**AVAILABLE RECORDS:**

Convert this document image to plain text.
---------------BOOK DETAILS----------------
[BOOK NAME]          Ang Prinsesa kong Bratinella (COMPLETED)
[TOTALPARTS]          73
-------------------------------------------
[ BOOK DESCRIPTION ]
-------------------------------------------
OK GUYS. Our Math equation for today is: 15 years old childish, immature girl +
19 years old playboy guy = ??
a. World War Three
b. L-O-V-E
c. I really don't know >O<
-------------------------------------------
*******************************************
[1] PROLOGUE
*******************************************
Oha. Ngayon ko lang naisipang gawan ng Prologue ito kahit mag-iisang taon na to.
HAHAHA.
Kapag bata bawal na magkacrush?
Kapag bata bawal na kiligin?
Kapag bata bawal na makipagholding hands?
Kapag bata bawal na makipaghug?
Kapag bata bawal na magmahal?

**SET EXERCISE:** Retype the material above, line by line, exactly.

**FULL SOLUTION:**
Convert this document image to plain text.
---------------BOOK DETAILS----------------
[BOOK NAME]          Ang Prinsesa kong Bratinella (COMPLETED)
[TOTALPARTS]          73
-------------------------------------------
[ BOOK DESCRIPTION ]
-------------------------------------------
OK GUYS. Our Math equation for today is: 15 years old childish, immature girl +
19 years old playboy guy = ??
a. World War Three
b. L-O-V-E
c. I really don't know >O<
-------------------------------------------
*******************************************
[1] PROLOGUE
*******************************************
Oha. Ngayon ko lang naisipang gawan ng Prologue ito kahit mag-iisang taon na to.
HAHAHA.
Kapag bata bawal na magkacrush?
Kapag bata bawal na kiligin?
Kapag bata bawal na makipagholding hands?
Kapag bata bawal na makipaghug?
Kapag bata bawal na magmahal?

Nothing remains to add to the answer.